======== Dataset extract ========

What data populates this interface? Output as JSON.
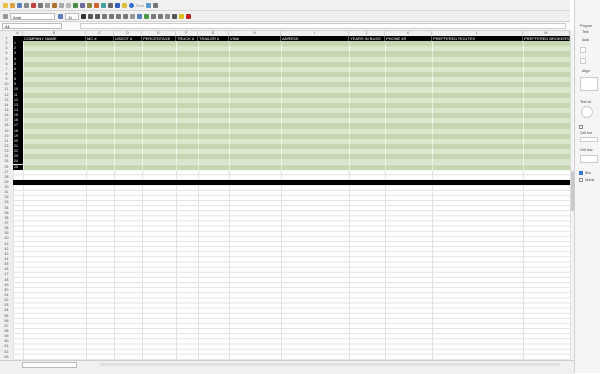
{
  "app": {
    "font_name": "Arial",
    "font_size": "11",
    "cell_ref": "A1"
  },
  "toolbar": {
    "style_label": "Find"
  },
  "columns": [
    "A",
    "B",
    "C",
    "D",
    "E",
    "F",
    "G",
    "H",
    "I",
    "J",
    "K",
    "L",
    "M"
  ],
  "headers": [
    "COMPANY NAME",
    "MC #",
    "USDOT #",
    "PERCENTAGE",
    "TRUCK #",
    "TRAILER #",
    "VIN#",
    "ADRESS",
    "YEARS IN BUSS",
    "PHONE #S",
    "PREFFERED ROUTES",
    "PREFFERED BROKERS"
  ],
  "row_numbers": [
    "1",
    "2",
    "3",
    "4",
    "5",
    "6",
    "7",
    "8",
    "9",
    "10",
    "11",
    "12",
    "13",
    "14",
    "15",
    "16",
    "17",
    "18",
    "19",
    "20",
    "21",
    "22",
    "23",
    "24",
    "25",
    "26",
    "27",
    "28",
    "29",
    "30",
    "31",
    "32",
    "33",
    "34",
    "35",
    "36",
    "37",
    "38",
    "39",
    "40",
    "41",
    "42",
    "43",
    "44",
    "45",
    "46",
    "47",
    "48",
    "49",
    "50",
    "51",
    "52",
    "53",
    "54",
    "55",
    "56",
    "57",
    "58",
    "59",
    "60",
    "61",
    "62",
    "63"
  ],
  "row_ids": [
    "1",
    "2",
    "3",
    "4",
    "5",
    "6",
    "7",
    "8",
    "9",
    "10",
    "11",
    "12",
    "13",
    "14",
    "15",
    "16",
    "17",
    "18",
    "19",
    "20",
    "21",
    "22",
    "23",
    "24",
    "25"
  ],
  "colors": {
    "band_dark": "#c5d7b0",
    "band_light": "#dbe7cb",
    "header_bg": "#000000",
    "header_text": "#ffffff"
  },
  "sidebar": {
    "title": "Proper",
    "text_section": "Text",
    "font": "Arial",
    "align_section": "Align",
    "text_orientation": "Text ori",
    "cell_border": "Cell bor",
    "cell_bg": "Cell bac",
    "show_grid": "Sho",
    "number_format": "Numb"
  }
}
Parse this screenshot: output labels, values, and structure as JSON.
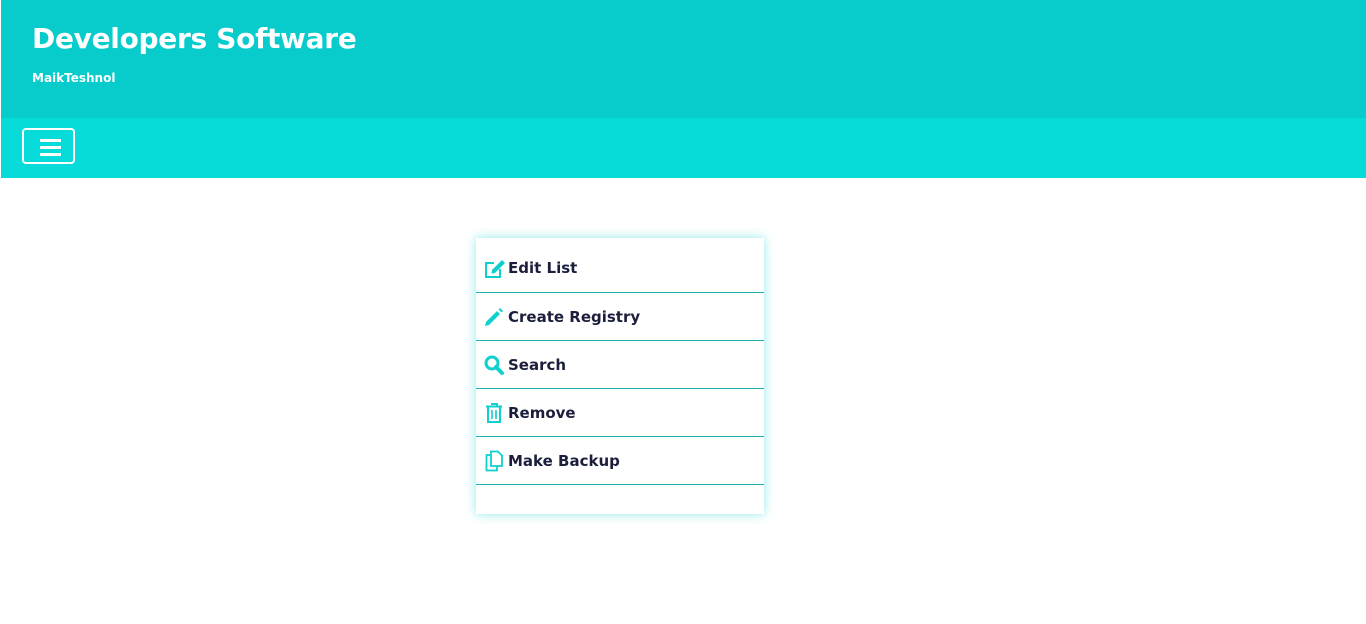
{
  "header": {
    "title": "Developers Software",
    "subtitle": "MaikTeshnol"
  },
  "navbar": {
    "menu_toggle_icon": "hamburger-icon"
  },
  "menu": {
    "items": [
      {
        "label": "Edit List",
        "icon": "edit-icon"
      },
      {
        "label": "Create Registry",
        "icon": "pencil-icon"
      },
      {
        "label": "Search",
        "icon": "search-icon"
      },
      {
        "label": "Remove",
        "icon": "trash-icon"
      },
      {
        "label": "Make Backup",
        "icon": "copy-icon"
      }
    ]
  },
  "colors": {
    "header_bg": "#08cccc",
    "navbar_bg": "#06dbd9",
    "accent": "#0fcfcf",
    "text_dark": "#1b1f3b"
  }
}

========

Request. Reproduce the material word for word, minus the images.

Answer.
What data populates this interface? Output as JSON.
{
  "app": {
    "font_name": "Arial",
    "font_size": "11",
    "cell_ref": "A1"
  },
  "toolbar": {
    "style_label": "Find"
  },
  "columns": [
    "A",
    "B",
    "C",
    "D",
    "E",
    "F",
    "G",
    "H",
    "I",
    "J",
    "K",
    "L",
    "M"
  ],
  "headers": [
    "COMPANY NAME",
    "MC #",
    "USDOT #",
    "PERCENTAGE",
    "TRUCK #",
    "TRAILER #",
    "VIN#",
    "ADRESS",
    "YEARS IN BUSS",
    "PHONE #S",
    "PREFFERED ROUTES",
    "PREFFERED BROKERS"
  ],
  "row_numbers": [
    "1",
    "2",
    "3",
    "4",
    "5",
    "6",
    "7",
    "8",
    "9",
    "10",
    "11",
    "12",
    "13",
    "14",
    "15",
    "16",
    "17",
    "18",
    "19",
    "20",
    "21",
    "22",
    "23",
    "24",
    "25",
    "26",
    "27",
    "28",
    "29",
    "30",
    "31",
    "32",
    "33",
    "34",
    "35",
    "36",
    "37",
    "38",
    "39",
    "40",
    "41",
    "42",
    "43",
    "44",
    "45",
    "46",
    "47",
    "48",
    "49",
    "50",
    "51",
    "52",
    "53",
    "54",
    "55",
    "56",
    "57",
    "58",
    "59",
    "60",
    "61",
    "62",
    "63"
  ],
  "row_ids": [
    "1",
    "2",
    "3",
    "4",
    "5",
    "6",
    "7",
    "8",
    "9",
    "10",
    "11",
    "12",
    "13",
    "14",
    "15",
    "16",
    "17",
    "18",
    "19",
    "20",
    "21",
    "22",
    "23",
    "24",
    "25"
  ],
  "colors": {
    "band_dark": "#c5d7b0",
    "band_light": "#dbe7cb",
    "header_bg": "#000000",
    "header_text": "#ffffff"
  },
  "sidebar": {
    "title": "Proper",
    "text_section": "Text",
    "font": "Arial",
    "align_section": "Align",
    "text_orientation": "Text ori",
    "cell_border": "Cell bor",
    "cell_bg": "Cell bac",
    "show_grid": "Sho",
    "number_format": "Numb"
  }
}
Parse this screenshot: output labels, values, and structure as JSON.
{
  "header": {
    "title": "Developers Software",
    "subtitle": "MaikTeshnol"
  },
  "navbar": {
    "menu_toggle_icon": "hamburger-icon"
  },
  "menu": {
    "items": [
      {
        "label": "Edit List",
        "icon": "edit-icon"
      },
      {
        "label": "Create Registry",
        "icon": "pencil-icon"
      },
      {
        "label": "Search",
        "icon": "search-icon"
      },
      {
        "label": "Remove",
        "icon": "trash-icon"
      },
      {
        "label": "Make Backup",
        "icon": "copy-icon"
      }
    ]
  },
  "colors": {
    "header_bg": "#08cccc",
    "navbar_bg": "#06dbd9",
    "accent": "#0fcfcf",
    "text_dark": "#1b1f3b"
  }
}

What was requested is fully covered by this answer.